EXERCISE REQUIREMENTS. Every line in the listing is to be echoed verbatim.

(Excerpts from a figure dataset)
----

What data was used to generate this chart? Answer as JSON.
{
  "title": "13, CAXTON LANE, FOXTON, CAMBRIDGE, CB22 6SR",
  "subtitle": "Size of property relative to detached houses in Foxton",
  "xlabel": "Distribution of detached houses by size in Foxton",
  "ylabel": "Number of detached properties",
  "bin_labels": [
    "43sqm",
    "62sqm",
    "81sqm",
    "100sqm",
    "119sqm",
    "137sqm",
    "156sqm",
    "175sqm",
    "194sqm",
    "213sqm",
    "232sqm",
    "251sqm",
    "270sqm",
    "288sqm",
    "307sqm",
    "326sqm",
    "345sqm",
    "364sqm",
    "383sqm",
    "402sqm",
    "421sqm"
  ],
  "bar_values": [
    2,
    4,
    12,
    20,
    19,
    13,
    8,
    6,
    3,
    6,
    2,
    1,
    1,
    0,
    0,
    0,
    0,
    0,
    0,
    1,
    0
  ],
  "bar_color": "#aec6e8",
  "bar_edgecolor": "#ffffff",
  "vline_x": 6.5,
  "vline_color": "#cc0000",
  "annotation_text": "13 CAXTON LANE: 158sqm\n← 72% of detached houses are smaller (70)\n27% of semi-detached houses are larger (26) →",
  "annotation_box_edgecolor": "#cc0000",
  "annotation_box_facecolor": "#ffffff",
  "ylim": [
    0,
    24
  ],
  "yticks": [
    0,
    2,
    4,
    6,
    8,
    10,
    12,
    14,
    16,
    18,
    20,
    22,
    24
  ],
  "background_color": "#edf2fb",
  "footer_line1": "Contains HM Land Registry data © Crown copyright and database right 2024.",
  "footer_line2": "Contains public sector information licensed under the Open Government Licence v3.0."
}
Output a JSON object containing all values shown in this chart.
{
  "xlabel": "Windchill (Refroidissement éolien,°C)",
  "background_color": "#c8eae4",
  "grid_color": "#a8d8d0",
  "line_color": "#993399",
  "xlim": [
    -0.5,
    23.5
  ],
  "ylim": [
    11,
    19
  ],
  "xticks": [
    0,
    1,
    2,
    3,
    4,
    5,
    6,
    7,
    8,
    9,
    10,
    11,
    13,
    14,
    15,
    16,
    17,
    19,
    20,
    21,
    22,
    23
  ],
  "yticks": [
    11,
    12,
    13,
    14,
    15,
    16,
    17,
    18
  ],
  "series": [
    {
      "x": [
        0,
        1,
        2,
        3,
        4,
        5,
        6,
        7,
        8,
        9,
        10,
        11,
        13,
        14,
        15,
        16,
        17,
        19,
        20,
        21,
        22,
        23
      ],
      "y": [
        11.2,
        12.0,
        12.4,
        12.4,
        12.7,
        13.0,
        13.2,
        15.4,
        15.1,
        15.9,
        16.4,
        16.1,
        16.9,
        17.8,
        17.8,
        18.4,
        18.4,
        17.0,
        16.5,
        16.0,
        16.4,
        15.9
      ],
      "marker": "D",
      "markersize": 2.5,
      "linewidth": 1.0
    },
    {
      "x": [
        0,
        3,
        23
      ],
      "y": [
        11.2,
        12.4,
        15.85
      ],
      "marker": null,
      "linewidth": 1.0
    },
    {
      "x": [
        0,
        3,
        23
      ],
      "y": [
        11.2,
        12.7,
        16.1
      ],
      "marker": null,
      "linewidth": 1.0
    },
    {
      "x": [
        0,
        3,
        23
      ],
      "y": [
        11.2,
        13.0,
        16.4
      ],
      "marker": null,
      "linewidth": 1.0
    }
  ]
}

----

COMPLETED EXERCISE.
What data was used to generate this chart? Answer as JSON.
{
  "title": "13, CAXTON LANE, FOXTON, CAMBRIDGE, CB22 6SR",
  "subtitle": "Size of property relative to detached houses in Foxton",
  "xlabel": "Distribution of detached houses by size in Foxton",
  "ylabel": "Number of detached properties",
  "bin_labels": [
    "43sqm",
    "62sqm",
    "81sqm",
    "100sqm",
    "119sqm",
    "137sqm",
    "156sqm",
    "175sqm",
    "194sqm",
    "213sqm",
    "232sqm",
    "251sqm",
    "270sqm",
    "288sqm",
    "307sqm",
    "326sqm",
    "345sqm",
    "364sqm",
    "383sqm",
    "402sqm",
    "421sqm"
  ],
  "bar_values": [
    2,
    4,
    12,
    20,
    19,
    13,
    8,
    6,
    3,
    6,
    2,
    1,
    1,
    0,
    0,
    0,
    0,
    0,
    0,
    1,
    0
  ],
  "bar_color": "#aec6e8",
  "bar_edgecolor": "#ffffff",
  "vline_x": 6.5,
  "vline_color": "#cc0000",
  "annotation_text": "13 CAXTON LANE: 158sqm\n← 72% of detached houses are smaller (70)\n27% of semi-detached houses are larger (26) →",
  "annotation_box_edgecolor": "#cc0000",
  "annotation_box_facecolor": "#ffffff",
  "ylim": [
    0,
    24
  ],
  "yticks": [
    0,
    2,
    4,
    6,
    8,
    10,
    12,
    14,
    16,
    18,
    20,
    22,
    24
  ],
  "background_color": "#edf2fb",
  "footer_line1": "Contains HM Land Registry data © Crown copyright and database right 2024.",
  "footer_line2": "Contains public sector information licensed under the Open Government Licence v3.0."
}
Output a JSON object containing all values shown in this chart.
{
  "xlabel": "Windchill (Refroidissement éolien,°C)",
  "background_color": "#c8eae4",
  "grid_color": "#a8d8d0",
  "line_color": "#993399",
  "xlim": [
    -0.5,
    23.5
  ],
  "ylim": [
    11,
    19
  ],
  "xticks": [
    0,
    1,
    2,
    3,
    4,
    5,
    6,
    7,
    8,
    9,
    10,
    11,
    13,
    14,
    15,
    16,
    17,
    19,
    20,
    21,
    22,
    23
  ],
  "yticks": [
    11,
    12,
    13,
    14,
    15,
    16,
    17,
    18
  ],
  "series": [
    {
      "x": [
        0,
        1,
        2,
        3,
        4,
        5,
        6,
        7,
        8,
        9,
        10,
        11,
        13,
        14,
        15,
        16,
        17,
        19,
        20,
        21,
        22,
        23
      ],
      "y": [
        11.2,
        12.0,
        12.4,
        12.4,
        12.7,
        13.0,
        13.2,
        15.4,
        15.1,
        15.9,
        16.4,
        16.1,
        16.9,
        17.8,
        17.8,
        18.4,
        18.4,
        17.0,
        16.5,
        16.0,
        16.4,
        15.9
      ],
      "marker": "D",
      "markersize": 2.5,
      "linewidth": 1.0
    },
    {
      "x": [
        0,
        3,
        23
      ],
      "y": [
        11.2,
        12.4,
        15.85
      ],
      "marker": null,
      "linewidth": 1.0
    },
    {
      "x": [
        0,
        3,
        23
      ],
      "y": [
        11.2,
        12.7,
        16.1
      ],
      "marker": null,
      "linewidth": 1.0
    },
    {
      "x": [
        0,
        3,
        23
      ],
      "y": [
        11.2,
        13.0,
        16.4
      ],
      "marker": null,
      "linewidth": 1.0
    }
  ]
}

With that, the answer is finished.